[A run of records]
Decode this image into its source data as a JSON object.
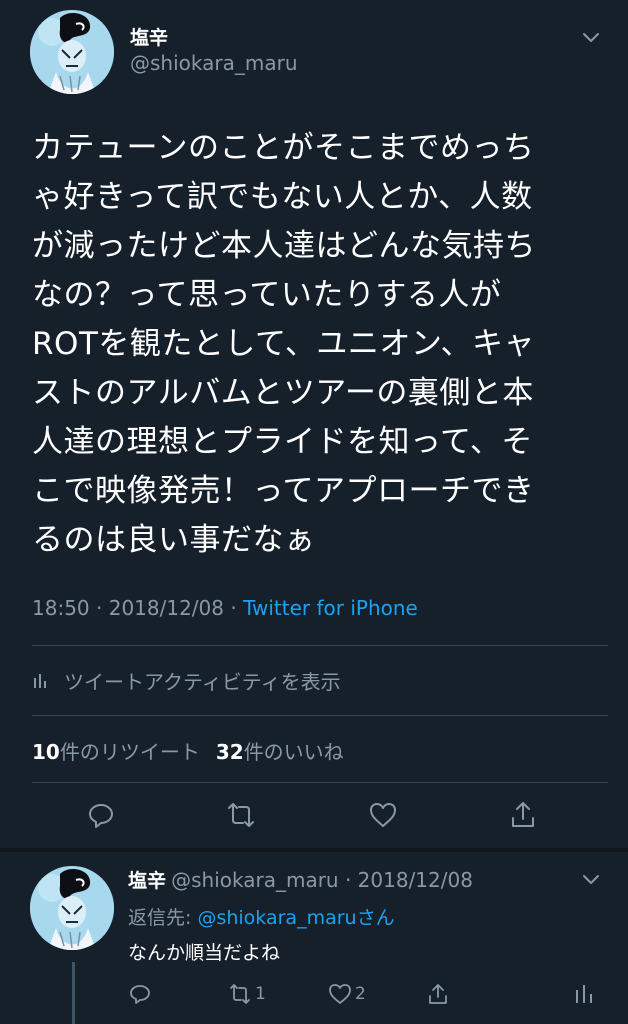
{
  "tweet": {
    "author": {
      "display_name": "塩辛",
      "handle": "@shiokara_maru"
    },
    "text_lines": [
      "カテューンのことがそこまでめっち",
      "ゃ好きって訳でもない人とか、人数",
      "が減ったけど本人達はどんな気持ち",
      "なの？って思っていたりする人が",
      "ROTを観たとして、ユニオン、キャ",
      "ストのアルバムとツアーの裏側と本",
      "人達の理想とプライドを知って、そ",
      "こで映像発売！ってアプローチでき",
      "るのは良い事だなぁ"
    ],
    "time": "18:50",
    "date": "2018/12/08",
    "separator": "·",
    "source": "Twitter for iPhone",
    "activity_label": "ツイートアクティビティを表示",
    "retweet_count": "10",
    "retweet_label": "件のリツイート",
    "like_count": "32",
    "like_label": "件のいいね"
  },
  "icons": {
    "more": "chevron-down-icon",
    "activity": "bar-chart-icon",
    "reply": "speech-bubble-icon",
    "retweet": "retweet-arrows-icon",
    "like": "heart-icon",
    "share": "share-arrow-icon"
  },
  "reply": {
    "author": {
      "display_name": "塩辛",
      "handle_and_date": "@shiokara_maru · 2018/12/08"
    },
    "reply_to_prefix": "返信先: ",
    "reply_to_handle": "@shiokara_maru",
    "reply_to_suffix": "さん",
    "text": "なんか順当だよね",
    "retweet_count": "1",
    "like_count": "2"
  },
  "colors": {
    "background": "#15202b",
    "secondary_text": "#8899a6",
    "accent": "#1da1f2",
    "divider": "#38444d"
  }
}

Required task
The records above need to be restated word for word, with the pictures left out.

Result of the exercise
Decode this image into its source data as a JSON object.
{
  "tweet": {
    "author": {
      "display_name": "塩辛",
      "handle": "@shiokara_maru"
    },
    "text_lines": [
      "カテューンのことがそこまでめっち",
      "ゃ好きって訳でもない人とか、人数",
      "が減ったけど本人達はどんな気持ち",
      "なの？って思っていたりする人が",
      "ROTを観たとして、ユニオン、キャ",
      "ストのアルバムとツアーの裏側と本",
      "人達の理想とプライドを知って、そ",
      "こで映像発売！ってアプローチでき",
      "るのは良い事だなぁ"
    ],
    "time": "18:50",
    "date": "2018/12/08",
    "separator": "·",
    "source": "Twitter for iPhone",
    "activity_label": "ツイートアクティビティを表示",
    "retweet_count": "10",
    "retweet_label": "件のリツイート",
    "like_count": "32",
    "like_label": "件のいいね"
  },
  "icons": {
    "more": "chevron-down-icon",
    "activity": "bar-chart-icon",
    "reply": "speech-bubble-icon",
    "retweet": "retweet-arrows-icon",
    "like": "heart-icon",
    "share": "share-arrow-icon"
  },
  "reply": {
    "author": {
      "display_name": "塩辛",
      "handle_and_date": "@shiokara_maru · 2018/12/08"
    },
    "reply_to_prefix": "返信先: ",
    "reply_to_handle": "@shiokara_maru",
    "reply_to_suffix": "さん",
    "text": "なんか順当だよね",
    "retweet_count": "1",
    "like_count": "2"
  },
  "colors": {
    "background": "#15202b",
    "secondary_text": "#8899a6",
    "accent": "#1da1f2",
    "divider": "#38444d"
  }
}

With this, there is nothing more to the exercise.